→ REQUIREMENT
Print the entries below word for word; the pictures stay out of your copy.

#### ENTRIES

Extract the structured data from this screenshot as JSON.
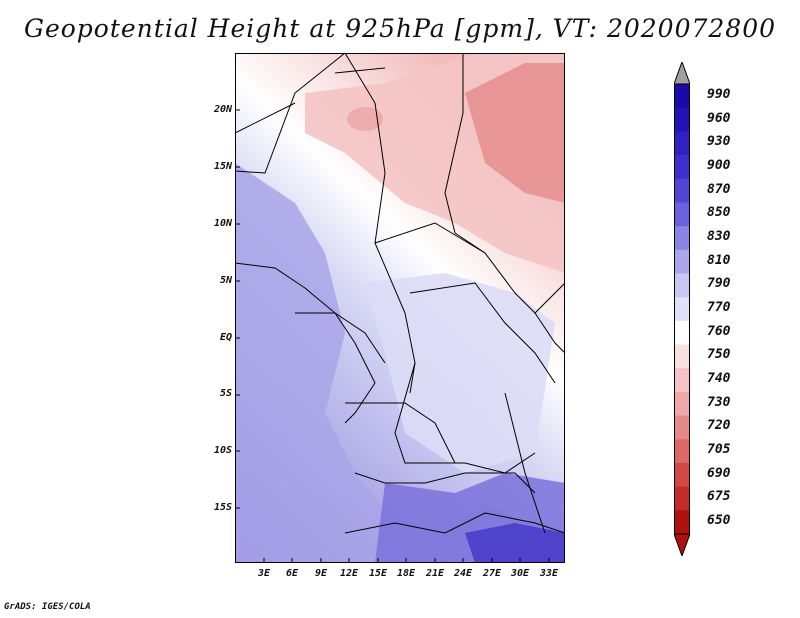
{
  "title": "Geopotential Height at 925hPa [gpm], VT: 2020072800",
  "footer": "GrADS: IGES/COLA",
  "lat_labels": [
    "20N",
    "15N",
    "10N",
    "5N",
    "EQ",
    "5S",
    "10S",
    "15S"
  ],
  "lon_labels": [
    "3E",
    "6E",
    "9E",
    "12E",
    "15E",
    "18E",
    "21E",
    "24E",
    "27E",
    "30E",
    "33E"
  ],
  "colorbar": {
    "labels": [
      "990",
      "960",
      "930",
      "900",
      "870",
      "850",
      "830",
      "810",
      "790",
      "770",
      "760",
      "750",
      "740",
      "730",
      "720",
      "705",
      "690",
      "675",
      "650"
    ],
    "colors": [
      "#1a0aa8",
      "#2312b8",
      "#3022c2",
      "#3c30cc",
      "#5046d6",
      "#6a62dc",
      "#8a84e4",
      "#aaa6ec",
      "#c8c6f2",
      "#e2e1f8",
      "#ffffff",
      "#fbe0e0",
      "#f6c4c4",
      "#eea8a8",
      "#e58888",
      "#dc6868",
      "#d24848",
      "#c42a2a",
      "#b01010"
    ]
  },
  "colors": {
    "cool_field": "#b3afe9",
    "warm_field": "#ea8d8d",
    "border": "#000000"
  }
}
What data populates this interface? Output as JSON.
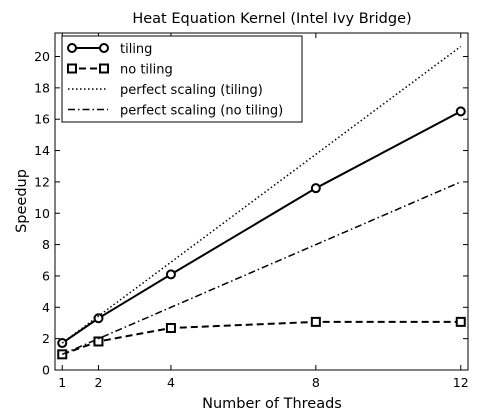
{
  "chart_data": {
    "type": "line",
    "title": "Heat Equation Kernel (Intel Ivy Bridge)",
    "xlabel": "Number of Threads",
    "ylabel": "Speedup",
    "xlim": [
      0.8,
      12.2
    ],
    "ylim": [
      0,
      21.5
    ],
    "xticks": [
      1,
      2,
      4,
      8,
      12
    ],
    "yticks": [
      0,
      2,
      4,
      6,
      8,
      10,
      12,
      14,
      16,
      18,
      20
    ],
    "grid": false,
    "legend_position": "top-left",
    "series": [
      {
        "name": "tiling",
        "x": [
          1,
          2,
          4,
          8,
          12
        ],
        "y": [
          1.72,
          3.3,
          6.1,
          11.6,
          16.5
        ],
        "line_style": "solid",
        "marker": "circle"
      },
      {
        "name": "no tiling",
        "x": [
          1,
          2,
          4,
          8,
          12
        ],
        "y": [
          1.0,
          1.82,
          2.68,
          3.07,
          3.07
        ],
        "line_style": "dashed",
        "marker": "square"
      },
      {
        "name": "perfect scaling (tiling)",
        "x": [
          1,
          12
        ],
        "y": [
          1.72,
          20.64
        ],
        "line_style": "dotted",
        "marker": "none"
      },
      {
        "name": "perfect scaling (no tiling)",
        "x": [
          1,
          12
        ],
        "y": [
          1.0,
          12.0
        ],
        "line_style": "dashdot",
        "marker": "none"
      }
    ]
  }
}
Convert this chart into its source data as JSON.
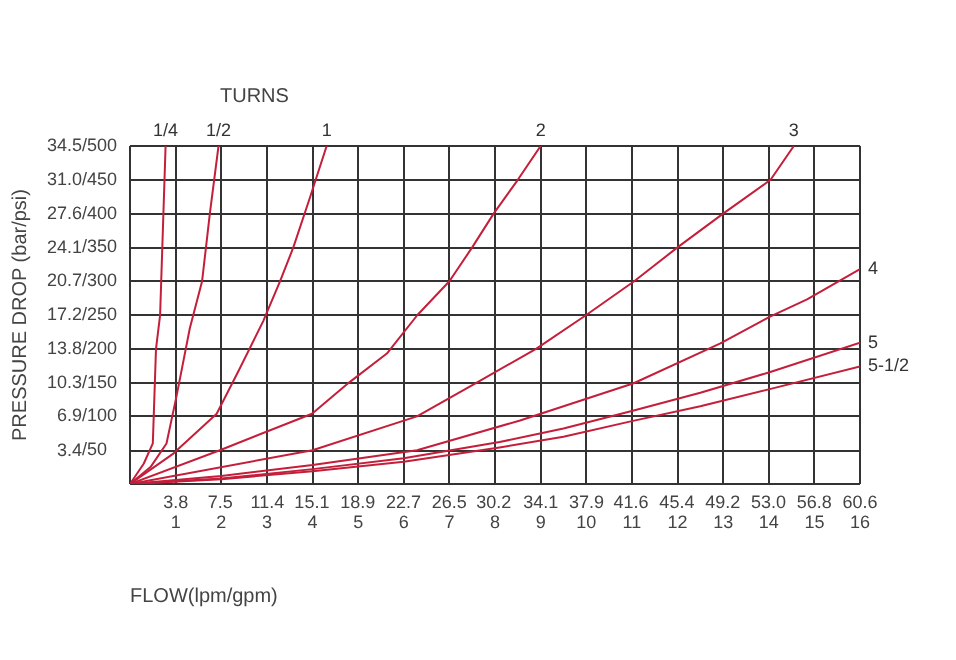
{
  "chart_data": {
    "type": "line",
    "xlabel": "FLOW(lpm/gpm)",
    "ylabel": "PRESSURE DROP (bar/psi)",
    "annotations": [
      "TURNS"
    ],
    "xlim": [
      0,
      16
    ],
    "xticks": [
      {
        "value": 0,
        "label": null
      },
      1,
      2,
      3,
      4,
      5,
      6,
      7,
      8,
      9,
      10,
      11,
      12,
      13,
      14,
      15,
      16
    ],
    "x2lim": [
      0,
      60.6
    ],
    "x2ticks": [
      3.8,
      7.5,
      11.4,
      15.1,
      18.9,
      22.7,
      26.5,
      30.2,
      34.1,
      37.9,
      41.6,
      45.4,
      49.2,
      {
        "value": 53.0,
        "label": "53.0"
      },
      56.8,
      60.6
    ],
    "ylim": [
      0,
      34.5
    ],
    "yticks": [
      {
        "value": 0,
        "label": null
      },
      3.4,
      6.9,
      10.3,
      13.8,
      17.2,
      20.7,
      24.1,
      27.6,
      {
        "value": 31.0,
        "label": "31.0"
      },
      34.5
    ],
    "y2lim": [
      0,
      500
    ],
    "y2ticks": [
      {
        "value": 50,
        "label": "/50"
      },
      {
        "value": 100,
        "label": "/100"
      },
      {
        "value": 150,
        "label": "/150"
      },
      {
        "value": 200,
        "label": "/200"
      },
      {
        "value": 250,
        "label": "/250"
      },
      {
        "value": 300,
        "label": "/300"
      },
      {
        "value": 350,
        "label": "/350"
      },
      {
        "value": 400,
        "label": "/400"
      },
      {
        "value": 450,
        "label": "/450"
      },
      {
        "value": 500,
        "label": "/500"
      }
    ],
    "grid": true,
    "legend": false,
    "marker": "none",
    "line_style": "solid",
    "series": [
      {
        "name": "1/4",
        "color": "#c41e3a",
        "axis": "y2",
        "x": [
          0,
          0.3,
          0.5,
          0.57,
          0.66,
          0.78
        ],
        "values": [
          0,
          30,
          60,
          200,
          250,
          500
        ]
      },
      {
        "name": "1/2",
        "color": "#c41e3a",
        "axis": "y2",
        "x": [
          0,
          0.45,
          0.8,
          1.02,
          1.31,
          1.58,
          1.75,
          1.94
        ],
        "values": [
          0,
          25,
          60,
          130,
          230,
          300,
          400,
          500
        ]
      },
      {
        "name": "1",
        "color": "#c41e3a",
        "axis": "y2",
        "x": [
          0,
          0.95,
          1.9,
          2.4,
          2.92,
          3.29,
          3.58,
          3.95,
          4.31
        ],
        "values": [
          0,
          45,
          104,
          170,
          241,
          300,
          350,
          425,
          500
        ]
      },
      {
        "name": "2",
        "color": "#c41e3a",
        "axis": "y2",
        "x": [
          0,
          1.97,
          3.99,
          4.8,
          5.63,
          6.3,
          7.0,
          7.5,
          7.97,
          8.5,
          9.0
        ],
        "values": [
          0,
          50,
          104,
          150,
          193,
          250,
          300,
          350,
          400,
          450,
          500
        ]
      },
      {
        "name": "3",
        "color": "#c41e3a",
        "axis": "y2",
        "x": [
          0,
          4.0,
          6.29,
          7.6,
          8.9,
          10.0,
          11.05,
          12.0,
          13.0,
          14.04,
          14.55
        ],
        "values": [
          0,
          50,
          100,
          150,
          200,
          250,
          300,
          350,
          400,
          450,
          500
        ]
      },
      {
        "name": "4",
        "color": "#c41e3a",
        "axis": "y2",
        "x": [
          0,
          2,
          4,
          6.29,
          8.55,
          11.04,
          12.94,
          14.04,
          14.84,
          16
        ],
        "values": [
          0,
          12,
          28,
          50,
          94,
          149,
          208,
          248,
          273,
          318
        ]
      },
      {
        "name": "5",
        "color": "#c41e3a",
        "axis": "y2",
        "x": [
          0,
          2,
          4,
          6,
          8.1,
          9.5,
          11,
          12.5,
          14,
          16
        ],
        "values": [
          0,
          8,
          22,
          38,
          62,
          82,
          108,
          135,
          165,
          209
        ]
      },
      {
        "name": "5-1/2",
        "color": "#c41e3a",
        "axis": "y2",
        "x": [
          0,
          2,
          4,
          6,
          8.1,
          9.5,
          11,
          12.5,
          14,
          16
        ],
        "values": [
          0,
          7,
          19,
          33,
          54,
          70,
          93,
          115,
          140,
          174
        ]
      }
    ]
  }
}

########

→ RESULT BELOW
Extract the structured data from this screenshot as JSON.
{
  "title": "Geopotential Height at 925hPa [gpm], VT: 2020072800",
  "footer": "GrADS: IGES/COLA",
  "lat_labels": [
    "20N",
    "15N",
    "10N",
    "5N",
    "EQ",
    "5S",
    "10S",
    "15S"
  ],
  "lon_labels": [
    "3E",
    "6E",
    "9E",
    "12E",
    "15E",
    "18E",
    "21E",
    "24E",
    "27E",
    "30E",
    "33E"
  ],
  "colorbar": {
    "labels": [
      "990",
      "960",
      "930",
      "900",
      "870",
      "850",
      "830",
      "810",
      "790",
      "770",
      "760",
      "750",
      "740",
      "730",
      "720",
      "705",
      "690",
      "675",
      "650"
    ],
    "colors": [
      "#1a0aa8",
      "#2312b8",
      "#3022c2",
      "#3c30cc",
      "#5046d6",
      "#6a62dc",
      "#8a84e4",
      "#aaa6ec",
      "#c8c6f2",
      "#e2e1f8",
      "#ffffff",
      "#fbe0e0",
      "#f6c4c4",
      "#eea8a8",
      "#e58888",
      "#dc6868",
      "#d24848",
      "#c42a2a",
      "#b01010"
    ]
  },
  "colors": {
    "cool_field": "#b3afe9",
    "warm_field": "#ea8d8d",
    "border": "#000000"
  }
}
What data populates this interface? Output as JSON.
{
  "chart_data": {
    "type": "line",
    "title": "Heat Equation Kernel (Intel Ivy Bridge)",
    "xlabel": "Number of Threads",
    "ylabel": "Speedup",
    "xlim": [
      0.8,
      12.2
    ],
    "ylim": [
      0,
      21.5
    ],
    "xticks": [
      1,
      2,
      4,
      8,
      12
    ],
    "yticks": [
      0,
      2,
      4,
      6,
      8,
      10,
      12,
      14,
      16,
      18,
      20
    ],
    "grid": false,
    "legend_position": "top-left",
    "series": [
      {
        "name": "tiling",
        "x": [
          1,
          2,
          4,
          8,
          12
        ],
        "y": [
          1.72,
          3.3,
          6.1,
          11.6,
          16.5
        ],
        "line_style": "solid",
        "marker": "circle"
      },
      {
        "name": "no tiling",
        "x": [
          1,
          2,
          4,
          8,
          12
        ],
        "y": [
          1.0,
          1.82,
          2.68,
          3.07,
          3.07
        ],
        "line_style": "dashed",
        "marker": "square"
      },
      {
        "name": "perfect scaling (tiling)",
        "x": [
          1,
          12
        ],
        "y": [
          1.72,
          20.64
        ],
        "line_style": "dotted",
        "marker": "none"
      },
      {
        "name": "perfect scaling (no tiling)",
        "x": [
          1,
          12
        ],
        "y": [
          1.0,
          12.0
        ],
        "line_style": "dashdot",
        "marker": "none"
      }
    ]
  }
}
Convert this chart into its source data as JSON.
{
  "chart_data": {
    "type": "line",
    "xlabel": "FLOW(lpm/gpm)",
    "ylabel": "PRESSURE DROP (bar/psi)",
    "annotations": [
      "TURNS"
    ],
    "xlim": [
      0,
      16
    ],
    "xticks": [
      {
        "value": 0,
        "label": null
      },
      1,
      2,
      3,
      4,
      5,
      6,
      7,
      8,
      9,
      10,
      11,
      12,
      13,
      14,
      15,
      16
    ],
    "x2lim": [
      0,
      60.6
    ],
    "x2ticks": [
      3.8,
      7.5,
      11.4,
      15.1,
      18.9,
      22.7,
      26.5,
      30.2,
      34.1,
      37.9,
      41.6,
      45.4,
      49.2,
      {
        "value": 53.0,
        "label": "53.0"
      },
      56.8,
      60.6
    ],
    "ylim": [
      0,
      34.5
    ],
    "yticks": [
      {
        "value": 0,
        "label": null
      },
      3.4,
      6.9,
      10.3,
      13.8,
      17.2,
      20.7,
      24.1,
      27.6,
      {
        "value": 31.0,
        "label": "31.0"
      },
      34.5
    ],
    "y2lim": [
      0,
      500
    ],
    "y2ticks": [
      {
        "value": 50,
        "label": "/50"
      },
      {
        "value": 100,
        "label": "/100"
      },
      {
        "value": 150,
        "label": "/150"
      },
      {
        "value": 200,
        "label": "/200"
      },
      {
        "value": 250,
        "label": "/250"
      },
      {
        "value": 300,
        "label": "/300"
      },
      {
        "value": 350,
        "label": "/350"
      },
      {
        "value": 400,
        "label": "/400"
      },
      {
        "value": 450,
        "label": "/450"
      },
      {
        "value": 500,
        "label": "/500"
      }
    ],
    "grid": true,
    "legend": false,
    "marker": "none",
    "line_style": "solid",
    "series": [
      {
        "name": "1/4",
        "color": "#c41e3a",
        "axis": "y2",
        "x": [
          0,
          0.3,
          0.5,
          0.57,
          0.66,
          0.78
        ],
        "values": [
          0,
          30,
          60,
          200,
          250,
          500
        ]
      },
      {
        "name": "1/2",
        "color": "#c41e3a",
        "axis": "y2",
        "x": [
          0,
          0.45,
          0.8,
          1.02,
          1.31,
          1.58,
          1.75,
          1.94
        ],
        "values": [
          0,
          25,
          60,
          130,
          230,
          300,
          400,
          500
        ]
      },
      {
        "name": "1",
        "color": "#c41e3a",
        "axis": "y2",
        "x": [
          0,
          0.95,
          1.9,
          2.4,
          2.92,
          3.29,
          3.58,
          3.95,
          4.31
        ],
        "values": [
          0,
          45,
          104,
          170,
          241,
          300,
          350,
          425,
          500
        ]
      },
      {
        "name": "2",
        "color": "#c41e3a",
        "axis": "y2",
        "x": [
          0,
          1.97,
          3.99,
          4.8,
          5.63,
          6.3,
          7.0,
          7.5,
          7.97,
          8.5,
          9.0
        ],
        "values": [
          0,
          50,
          104,
          150,
          193,
          250,
          300,
          350,
          400,
          450,
          500
        ]
      },
      {
        "name": "3",
        "color": "#c41e3a",
        "axis": "y2",
        "x": [
          0,
          4.0,
          6.29,
          7.6,
          8.9,
          10.0,
          11.05,
          12.0,
          13.0,
          14.04,
          14.55
        ],
        "values": [
          0,
          50,
          100,
          150,
          200,
          250,
          300,
          350,
          400,
          450,
          500
        ]
      },
      {
        "name": "4",
        "color": "#c41e3a",
        "axis": "y2",
        "x": [
          0,
          2,
          4,
          6.29,
          8.55,
          11.04,
          12.94,
          14.04,
          14.84,
          16
        ],
        "values": [
          0,
          12,
          28,
          50,
          94,
          149,
          208,
          248,
          273,
          318
        ]
      },
      {
        "name": "5",
        "color": "#c41e3a",
        "axis": "y2",
        "x": [
          0,
          2,
          4,
          6,
          8.1,
          9.5,
          11,
          12.5,
          14,
          16
        ],
        "values": [
          0,
          8,
          22,
          38,
          62,
          82,
          108,
          135,
          165,
          209
        ]
      },
      {
        "name": "5-1/2",
        "color": "#c41e3a",
        "axis": "y2",
        "x": [
          0,
          2,
          4,
          6,
          8.1,
          9.5,
          11,
          12.5,
          14,
          16
        ],
        "values": [
          0,
          7,
          19,
          33,
          54,
          70,
          93,
          115,
          140,
          174
        ]
      }
    ]
  }
}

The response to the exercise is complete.